WORK TO DO ->
Would you copy out the whole listing exactly as given?
* begin SUPPLIED RECORDS *
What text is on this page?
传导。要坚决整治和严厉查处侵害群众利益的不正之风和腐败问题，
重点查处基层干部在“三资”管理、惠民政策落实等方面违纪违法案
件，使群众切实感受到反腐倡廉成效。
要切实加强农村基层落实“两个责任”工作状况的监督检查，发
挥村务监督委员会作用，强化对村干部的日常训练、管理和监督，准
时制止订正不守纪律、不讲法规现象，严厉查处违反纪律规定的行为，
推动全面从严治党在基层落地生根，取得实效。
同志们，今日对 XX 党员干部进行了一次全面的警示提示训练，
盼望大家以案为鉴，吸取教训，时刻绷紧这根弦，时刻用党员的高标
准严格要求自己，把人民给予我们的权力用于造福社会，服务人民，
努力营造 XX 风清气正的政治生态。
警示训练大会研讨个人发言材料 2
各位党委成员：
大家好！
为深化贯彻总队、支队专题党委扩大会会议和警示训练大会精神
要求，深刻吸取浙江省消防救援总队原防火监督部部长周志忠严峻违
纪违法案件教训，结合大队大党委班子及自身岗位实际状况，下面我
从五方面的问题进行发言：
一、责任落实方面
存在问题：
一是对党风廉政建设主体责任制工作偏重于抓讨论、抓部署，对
* end SUPPLIED RECORDS *
EXERCISE ANSWER ->
What text is on this page?
传导。要坚决整治和严厉查处侵害群众利益的不正之风和腐败问题，
重点查处基层干部在“三资”管理、惠民政策落实等方面违纪违法案
件，使群众切实感受到反腐倡廉成效。
要切实加强农村基层落实“两个责任”工作状况的监督检查，发
挥村务监督委员会作用，强化对村干部的日常训练、管理和监督，准
时制止订正不守纪律、不讲法规现象，严厉查处违反纪律规定的行为，
推动全面从严治党在基层落地生根，取得实效。
同志们，今日对 XX 党员干部进行了一次全面的警示提示训练，
盼望大家以案为鉴，吸取教训，时刻绷紧这根弦，时刻用党员的高标
准严格要求自己，把人民给予我们的权力用于造福社会，服务人民，
努力营造 XX 风清气正的政治生态。
警示训练大会研讨个人发言材料 2
各位党委成员：
大家好！
为深化贯彻总队、支队专题党委扩大会会议和警示训练大会精神
要求，深刻吸取浙江省消防救援总队原防火监督部部长周志忠严峻违
纪违法案件教训，结合大队大党委班子及自身岗位实际状况，下面我
从五方面的问题进行发言：
一、责任落实方面
存在问题：
一是对党风廉政建设主体责任制工作偏重于抓讨论、抓部署，对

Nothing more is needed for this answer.